DATA RECORDS.
────────

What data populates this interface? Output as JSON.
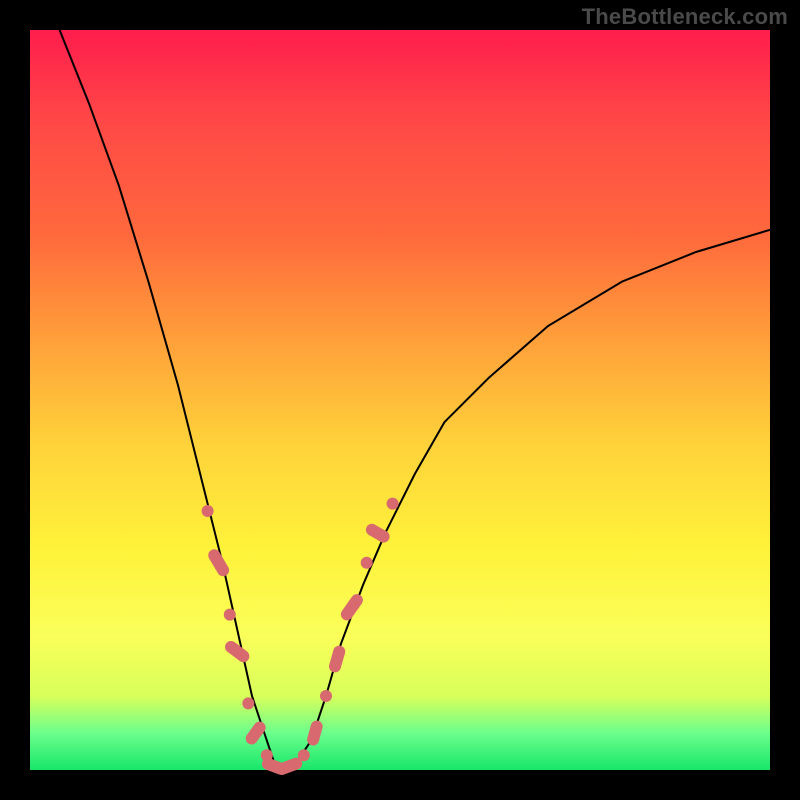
{
  "watermark": "TheBottleneck.com",
  "colors": {
    "page_bg": "#000000",
    "curve": "#000000",
    "marker": "#d86a6f"
  },
  "chart_data": {
    "type": "line",
    "title": "",
    "xlabel": "",
    "ylabel": "",
    "axes_visible": false,
    "background": {
      "kind": "vertical-gradient",
      "note": "Color encodes bottleneck severity; red (top) = bad, green (bottom) = good. No numeric axes shown.",
      "gradient_stops": [
        {
          "pos": 0.0,
          "color": "#ff1d4d"
        },
        {
          "pos": 0.12,
          "color": "#ff4747"
        },
        {
          "pos": 0.28,
          "color": "#ff6a3c"
        },
        {
          "pos": 0.42,
          "color": "#ffa03a"
        },
        {
          "pos": 0.56,
          "color": "#ffd23a"
        },
        {
          "pos": 0.7,
          "color": "#fff23a"
        },
        {
          "pos": 0.82,
          "color": "#faff5a"
        },
        {
          "pos": 0.9,
          "color": "#d8ff5a"
        },
        {
          "pos": 0.95,
          "color": "#6cff8c"
        },
        {
          "pos": 1.0,
          "color": "#18e66a"
        }
      ]
    },
    "xlim": [
      0,
      100
    ],
    "ylim": [
      0,
      100
    ],
    "series": [
      {
        "name": "bottleneck-curve",
        "note": "V-shaped curve; minimum near x≈34. Values are normalized 0–100, y=0 at bottom (green), y=100 at top (red).",
        "x": [
          4,
          8,
          12,
          16,
          20,
          23,
          26,
          28,
          30,
          32,
          33,
          34,
          35,
          36,
          38,
          40,
          42,
          45,
          48,
          52,
          56,
          62,
          70,
          80,
          90,
          100
        ],
        "y": [
          100,
          90,
          79,
          66,
          52,
          40,
          28,
          19,
          10,
          4,
          1,
          0,
          0,
          1,
          4,
          10,
          17,
          25,
          32,
          40,
          47,
          53,
          60,
          66,
          70,
          73
        ]
      }
    ],
    "markers": {
      "name": "highlighted-range",
      "style": "pill-dots",
      "color": "#d86a6f",
      "note": "clusters along both flanks of the curve near the bottom and at the trough",
      "points": [
        {
          "x": 24,
          "y": 35
        },
        {
          "x": 25.5,
          "y": 28,
          "len": 6
        },
        {
          "x": 27,
          "y": 21
        },
        {
          "x": 28,
          "y": 16,
          "len": 5
        },
        {
          "x": 29.5,
          "y": 9
        },
        {
          "x": 30.5,
          "y": 5,
          "len": 4
        },
        {
          "x": 32,
          "y": 2
        },
        {
          "x": 33,
          "y": 0.5,
          "len": 4
        },
        {
          "x": 35,
          "y": 0.5,
          "len": 5
        },
        {
          "x": 37,
          "y": 2
        },
        {
          "x": 38.5,
          "y": 5,
          "len": 4
        },
        {
          "x": 40,
          "y": 10
        },
        {
          "x": 41.5,
          "y": 15,
          "len": 5
        },
        {
          "x": 43.5,
          "y": 22,
          "len": 6
        },
        {
          "x": 45.5,
          "y": 28
        },
        {
          "x": 47,
          "y": 32,
          "len": 4
        },
        {
          "x": 49,
          "y": 36
        }
      ]
    }
  }
}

────────

STATED EXERCISE. Repeat the lines above exactly, and keep every picture out.

ANSWER TO THE EXERCISE.
What data populates this interface? Output as JSON.
{
  "watermark": "TheBottleneck.com",
  "colors": {
    "page_bg": "#000000",
    "curve": "#000000",
    "marker": "#d86a6f"
  },
  "chart_data": {
    "type": "line",
    "title": "",
    "xlabel": "",
    "ylabel": "",
    "axes_visible": false,
    "background": {
      "kind": "vertical-gradient",
      "note": "Color encodes bottleneck severity; red (top) = bad, green (bottom) = good. No numeric axes shown.",
      "gradient_stops": [
        {
          "pos": 0.0,
          "color": "#ff1d4d"
        },
        {
          "pos": 0.12,
          "color": "#ff4747"
        },
        {
          "pos": 0.28,
          "color": "#ff6a3c"
        },
        {
          "pos": 0.42,
          "color": "#ffa03a"
        },
        {
          "pos": 0.56,
          "color": "#ffd23a"
        },
        {
          "pos": 0.7,
          "color": "#fff23a"
        },
        {
          "pos": 0.82,
          "color": "#faff5a"
        },
        {
          "pos": 0.9,
          "color": "#d8ff5a"
        },
        {
          "pos": 0.95,
          "color": "#6cff8c"
        },
        {
          "pos": 1.0,
          "color": "#18e66a"
        }
      ]
    },
    "xlim": [
      0,
      100
    ],
    "ylim": [
      0,
      100
    ],
    "series": [
      {
        "name": "bottleneck-curve",
        "note": "V-shaped curve; minimum near x≈34. Values are normalized 0–100, y=0 at bottom (green), y=100 at top (red).",
        "x": [
          4,
          8,
          12,
          16,
          20,
          23,
          26,
          28,
          30,
          32,
          33,
          34,
          35,
          36,
          38,
          40,
          42,
          45,
          48,
          52,
          56,
          62,
          70,
          80,
          90,
          100
        ],
        "y": [
          100,
          90,
          79,
          66,
          52,
          40,
          28,
          19,
          10,
          4,
          1,
          0,
          0,
          1,
          4,
          10,
          17,
          25,
          32,
          40,
          47,
          53,
          60,
          66,
          70,
          73
        ]
      }
    ],
    "markers": {
      "name": "highlighted-range",
      "style": "pill-dots",
      "color": "#d86a6f",
      "note": "clusters along both flanks of the curve near the bottom and at the trough",
      "points": [
        {
          "x": 24,
          "y": 35
        },
        {
          "x": 25.5,
          "y": 28,
          "len": 6
        },
        {
          "x": 27,
          "y": 21
        },
        {
          "x": 28,
          "y": 16,
          "len": 5
        },
        {
          "x": 29.5,
          "y": 9
        },
        {
          "x": 30.5,
          "y": 5,
          "len": 4
        },
        {
          "x": 32,
          "y": 2
        },
        {
          "x": 33,
          "y": 0.5,
          "len": 4
        },
        {
          "x": 35,
          "y": 0.5,
          "len": 5
        },
        {
          "x": 37,
          "y": 2
        },
        {
          "x": 38.5,
          "y": 5,
          "len": 4
        },
        {
          "x": 40,
          "y": 10
        },
        {
          "x": 41.5,
          "y": 15,
          "len": 5
        },
        {
          "x": 43.5,
          "y": 22,
          "len": 6
        },
        {
          "x": 45.5,
          "y": 28
        },
        {
          "x": 47,
          "y": 32,
          "len": 4
        },
        {
          "x": 49,
          "y": 36
        }
      ]
    }
  }
}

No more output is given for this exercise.